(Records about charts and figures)
+ + + + +

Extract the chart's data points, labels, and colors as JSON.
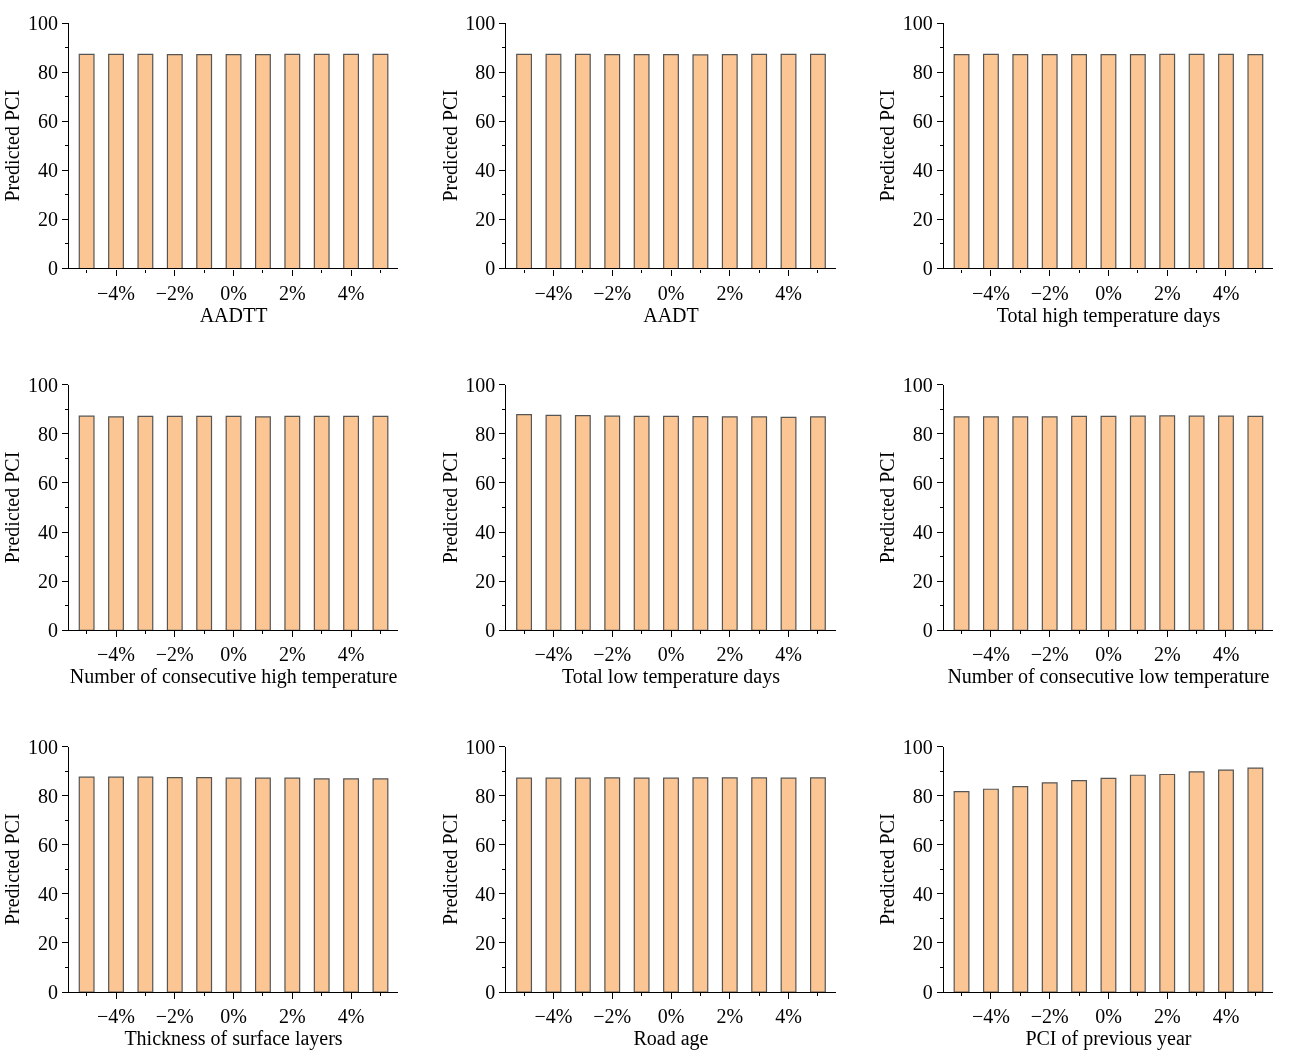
{
  "chart_data": [
    {
      "type": "bar",
      "categories": [
        null,
        "−4%",
        null,
        "−2%",
        null,
        "0%",
        null,
        "2%",
        null,
        "4%",
        null
      ],
      "values": [
        87.2,
        87.2,
        87.2,
        87.1,
        87.1,
        87.1,
        87.1,
        87.2,
        87.2,
        87.2,
        87.2
      ],
      "color": "#fbc693",
      "xlabel": "AADTT",
      "ylabel": "Predicted PCI",
      "ylim": [
        0,
        100
      ],
      "yticks": [
        0,
        20,
        40,
        60,
        80,
        100
      ]
    },
    {
      "type": "bar",
      "categories": [
        null,
        "−4%",
        null,
        "−2%",
        null,
        "0%",
        null,
        "2%",
        null,
        "4%",
        null
      ],
      "values": [
        87.2,
        87.2,
        87.2,
        87.1,
        87.1,
        87.1,
        87.0,
        87.1,
        87.2,
        87.2,
        87.2
      ],
      "color": "#fbc693",
      "xlabel": "AADT",
      "ylabel": "Predicted PCI",
      "ylim": [
        0,
        100
      ],
      "yticks": [
        0,
        20,
        40,
        60,
        80,
        100
      ]
    },
    {
      "type": "bar",
      "categories": [
        null,
        "−4%",
        null,
        "−2%",
        null,
        "0%",
        null,
        "2%",
        null,
        "4%",
        null
      ],
      "values": [
        87.1,
        87.2,
        87.1,
        87.1,
        87.1,
        87.1,
        87.1,
        87.2,
        87.2,
        87.2,
        87.1
      ],
      "color": "#fbc693",
      "xlabel": "Total high temperature days",
      "ylabel": "Predicted PCI",
      "ylim": [
        0,
        100
      ],
      "yticks": [
        0,
        20,
        40,
        60,
        80,
        100
      ]
    },
    {
      "type": "bar",
      "categories": [
        null,
        "−4%",
        null,
        "−2%",
        null,
        "0%",
        null,
        "2%",
        null,
        "4%",
        null
      ],
      "values": [
        87.2,
        86.9,
        87.1,
        87.1,
        87.1,
        87.1,
        86.9,
        87.1,
        87.1,
        87.1,
        87.1
      ],
      "color": "#fbc693",
      "xlabel": "Number of consecutive high temperature",
      "ylabel": "Predicted PCI",
      "ylim": [
        0,
        100
      ],
      "yticks": [
        0,
        20,
        40,
        60,
        80,
        100
      ]
    },
    {
      "type": "bar",
      "categories": [
        null,
        "−4%",
        null,
        "−2%",
        null,
        "0%",
        null,
        "2%",
        null,
        "4%",
        null
      ],
      "values": [
        87.8,
        87.5,
        87.4,
        87.2,
        87.1,
        87.1,
        87.0,
        86.9,
        86.9,
        86.7,
        86.9
      ],
      "color": "#fbc693",
      "xlabel": "Total low temperature days",
      "ylabel": "Predicted PCI",
      "ylim": [
        0,
        100
      ],
      "yticks": [
        0,
        20,
        40,
        60,
        80,
        100
      ]
    },
    {
      "type": "bar",
      "categories": [
        null,
        "−4%",
        null,
        "−2%",
        null,
        "0%",
        null,
        "2%",
        null,
        "4%",
        null
      ],
      "values": [
        86.9,
        86.9,
        86.9,
        86.9,
        87.1,
        87.1,
        87.2,
        87.3,
        87.2,
        87.2,
        87.1
      ],
      "color": "#fbc693",
      "xlabel": "Number of consecutive low temperature",
      "ylabel": "Predicted PCI",
      "ylim": [
        0,
        100
      ],
      "yticks": [
        0,
        20,
        40,
        60,
        80,
        100
      ]
    },
    {
      "type": "bar",
      "categories": [
        null,
        "−4%",
        null,
        "−2%",
        null,
        "0%",
        null,
        "2%",
        null,
        "4%",
        null
      ],
      "values": [
        87.5,
        87.5,
        87.5,
        87.3,
        87.3,
        87.1,
        87.1,
        87.1,
        86.8,
        86.8,
        86.8
      ],
      "color": "#fbc693",
      "xlabel": "Thickness of surface layers",
      "ylabel": "Predicted PCI",
      "ylim": [
        0,
        100
      ],
      "yticks": [
        0,
        20,
        40,
        60,
        80,
        100
      ]
    },
    {
      "type": "bar",
      "categories": [
        null,
        "−4%",
        null,
        "−2%",
        null,
        "0%",
        null,
        "2%",
        null,
        "4%",
        null
      ],
      "values": [
        87.1,
        87.1,
        87.1,
        87.2,
        87.1,
        87.1,
        87.2,
        87.2,
        87.2,
        87.1,
        87.2
      ],
      "color": "#fbc693",
      "xlabel": "Road age",
      "ylabel": "Predicted PCI",
      "ylim": [
        0,
        100
      ],
      "yticks": [
        0,
        20,
        40,
        60,
        80,
        100
      ]
    },
    {
      "type": "bar",
      "categories": [
        null,
        "−4%",
        null,
        "−2%",
        null,
        "0%",
        null,
        "2%",
        null,
        "4%",
        null
      ],
      "values": [
        81.6,
        82.6,
        83.7,
        85.2,
        86.1,
        87.0,
        88.3,
        88.6,
        89.7,
        90.4,
        91.2
      ],
      "color": "#fbc693",
      "xlabel": "PCI of previous year",
      "ylabel": "Predicted PCI",
      "ylim": [
        0,
        100
      ],
      "yticks": [
        0,
        20,
        40,
        60,
        80,
        100
      ]
    }
  ]
}
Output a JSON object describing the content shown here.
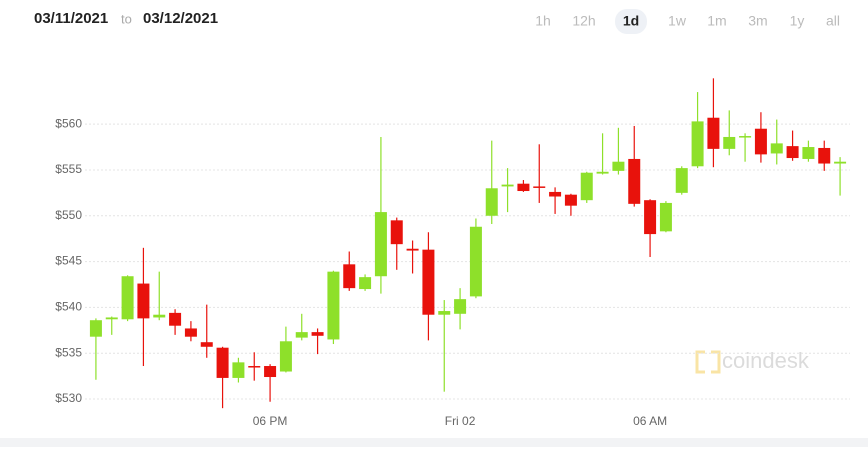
{
  "header": {
    "from": "03/11/2021",
    "to_word": "to",
    "to": "03/12/2021",
    "ranges": [
      "1h",
      "12h",
      "1d",
      "1w",
      "1m",
      "3m",
      "1y",
      "all"
    ],
    "selected": 2
  },
  "watermark": "coindesk",
  "chart_data": {
    "type": "candlestick",
    "categories": [
      null,
      null,
      null,
      null,
      null,
      null,
      null,
      null,
      null,
      null,
      null,
      "06 PM",
      null,
      null,
      null,
      null,
      null,
      null,
      null,
      null,
      null,
      null,
      null,
      "Fri 02",
      null,
      null,
      null,
      null,
      null,
      null,
      null,
      null,
      null,
      null,
      null,
      "06 AM",
      null,
      null,
      null,
      null,
      null,
      null,
      null,
      null,
      null,
      null,
      null,
      null
    ],
    "open": [
      536.8,
      538.7,
      538.7,
      542.6,
      538.9,
      539.4,
      537.7,
      536.2,
      535.6,
      532.3,
      533.6,
      533.6,
      533.0,
      536.7,
      537.3,
      536.5,
      544.7,
      542.0,
      543.4,
      549.5,
      546.4,
      546.3,
      539.2,
      539.3,
      541.2,
      550.0,
      553.2,
      553.5,
      553.2,
      552.6,
      552.3,
      551.7,
      554.6,
      554.9,
      556.2,
      551.7,
      548.3,
      552.5,
      555.4,
      560.7,
      557.3,
      558.6,
      559.5,
      556.8,
      557.6,
      556.2,
      557.4,
      555.7
    ],
    "high": [
      538.8,
      539.0,
      543.5,
      546.5,
      543.9,
      539.8,
      538.5,
      540.3,
      535.7,
      534.5,
      535.1,
      533.8,
      537.9,
      539.3,
      537.7,
      544.0,
      546.1,
      543.6,
      558.6,
      549.8,
      547.3,
      548.2,
      540.8,
      542.1,
      549.7,
      558.2,
      555.2,
      553.9,
      557.8,
      553.1,
      552.4,
      554.8,
      559.0,
      559.6,
      559.8,
      551.8,
      551.6,
      555.4,
      563.5,
      565.0,
      561.5,
      559.0,
      561.3,
      560.5,
      559.3,
      558.2,
      558.2,
      556.4
    ],
    "low": [
      532.1,
      537.0,
      538.5,
      533.6,
      538.6,
      537.0,
      536.3,
      534.5,
      529.0,
      531.8,
      532.0,
      529.7,
      532.9,
      536.4,
      534.9,
      536.0,
      541.8,
      541.8,
      541.5,
      544.1,
      543.7,
      536.4,
      530.8,
      537.6,
      541.0,
      549.1,
      550.4,
      552.6,
      551.4,
      550.2,
      550.0,
      551.4,
      554.5,
      554.5,
      551.0,
      545.5,
      548.2,
      552.3,
      555.2,
      555.3,
      556.6,
      555.9,
      555.8,
      555.6,
      556.0,
      555.9,
      554.9,
      552.2
    ],
    "close": [
      538.6,
      538.9,
      543.4,
      538.8,
      539.2,
      538.0,
      536.8,
      535.7,
      532.3,
      534.0,
      533.5,
      532.4,
      536.3,
      537.3,
      536.9,
      543.9,
      542.1,
      543.3,
      550.4,
      546.9,
      546.2,
      539.2,
      539.6,
      540.9,
      548.8,
      553.0,
      553.4,
      552.7,
      553.1,
      552.1,
      551.1,
      554.7,
      554.8,
      555.9,
      551.3,
      548.0,
      551.4,
      555.2,
      560.3,
      557.3,
      558.6,
      558.7,
      556.7,
      557.9,
      556.3,
      557.5,
      555.7,
      555.9
    ],
    "up_color": "#8ee02a",
    "down_color": "#e8120c",
    "ylim": [
      528.8,
      567
    ],
    "yticks": [
      {
        "value": 530,
        "label": "$530"
      },
      {
        "value": 535,
        "label": "$535"
      },
      {
        "value": 540,
        "label": "$540"
      },
      {
        "value": 545,
        "label": "$545"
      },
      {
        "value": 550,
        "label": "$550"
      },
      {
        "value": 555,
        "label": "$555"
      },
      {
        "value": 560,
        "label": "$560"
      }
    ],
    "grid": true
  }
}
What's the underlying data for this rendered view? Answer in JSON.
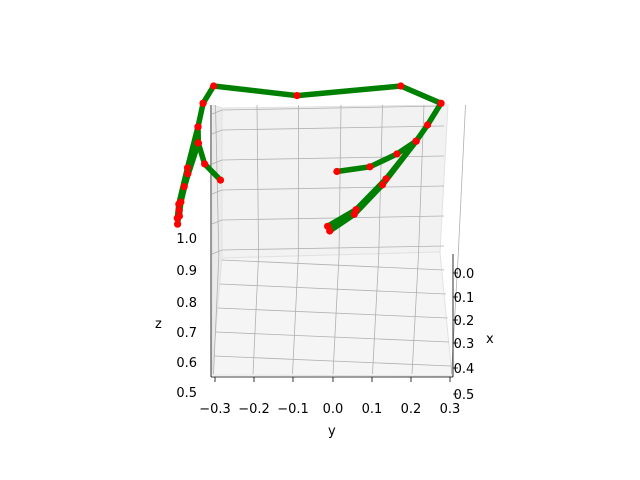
{
  "chart_data": {
    "type": "3d-line",
    "xlabel": "x",
    "ylabel": "y",
    "zlabel": "z",
    "x_ticks": [
      "0.0",
      "0.1",
      "0.2",
      "0.3",
      "0.4",
      "0.5"
    ],
    "y_ticks": [
      "−0.3",
      "−0.2",
      "−0.1",
      "0.0",
      "0.1",
      "0.2",
      "0.3"
    ],
    "z_ticks": [
      "0.5",
      "0.6",
      "0.7",
      "0.8",
      "0.9",
      "1.0"
    ],
    "xlim": [
      0.0,
      0.5
    ],
    "ylim": [
      -0.3,
      0.3
    ],
    "zlim": [
      0.5,
      1.1
    ],
    "grid": true,
    "line_color": "#008000",
    "marker_color": "#ff0000",
    "segments": [
      {
        "points": [
          [
            0.05,
            -0.31,
            0.98
          ],
          [
            0.1,
            -0.26,
            1.05
          ],
          [
            0.2,
            0.0,
            1.06
          ],
          [
            0.1,
            0.22,
            1.05
          ],
          [
            0.05,
            0.3,
            0.98
          ]
        ]
      },
      {
        "points": [
          [
            0.05,
            -0.31,
            0.98
          ],
          [
            0.1,
            -0.3,
            0.93
          ],
          [
            0.12,
            -0.29,
            0.89
          ],
          [
            0.15,
            -0.26,
            0.84
          ],
          [
            0.17,
            -0.21,
            0.8
          ]
        ]
      },
      {
        "points": [
          [
            0.1,
            -0.3,
            0.93
          ],
          [
            0.18,
            -0.29,
            0.84
          ],
          [
            0.25,
            -0.28,
            0.76
          ],
          [
            0.28,
            -0.27,
            0.73
          ]
        ]
      },
      {
        "points": [
          [
            0.12,
            -0.29,
            0.89
          ],
          [
            0.2,
            -0.28,
            0.83
          ],
          [
            0.26,
            -0.27,
            0.77
          ],
          [
            0.29,
            -0.26,
            0.74
          ]
        ]
      },
      {
        "points": [
          [
            0.12,
            -0.29,
            0.89
          ],
          [
            0.22,
            -0.28,
            0.8
          ],
          [
            0.27,
            -0.27,
            0.75
          ],
          [
            0.3,
            -0.26,
            0.72
          ]
        ]
      },
      {
        "points": [
          [
            0.05,
            0.3,
            0.98
          ],
          [
            0.06,
            0.27,
            0.92
          ],
          [
            0.08,
            0.25,
            0.88
          ],
          [
            0.1,
            0.21,
            0.85
          ],
          [
            0.12,
            0.15,
            0.82
          ],
          [
            0.13,
            0.07,
            0.81
          ]
        ]
      },
      {
        "points": [
          [
            0.08,
            0.25,
            0.88
          ],
          [
            0.16,
            0.21,
            0.8
          ],
          [
            0.24,
            0.17,
            0.74
          ],
          [
            0.29,
            0.12,
            0.71
          ]
        ]
      },
      {
        "points": [
          [
            0.08,
            0.25,
            0.88
          ],
          [
            0.18,
            0.21,
            0.79
          ],
          [
            0.25,
            0.17,
            0.73
          ],
          [
            0.3,
            0.13,
            0.7
          ]
        ]
      }
    ]
  }
}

+ + + + +

→ WHAT YOU ARE ASKED TO DO
Search the data for the word "days" and copy each line where it appears.

→ ANSWER TO THIS PROBLEM
      "xlabel": "Total high temperature days",
      "xlabel": "Total low temperature days",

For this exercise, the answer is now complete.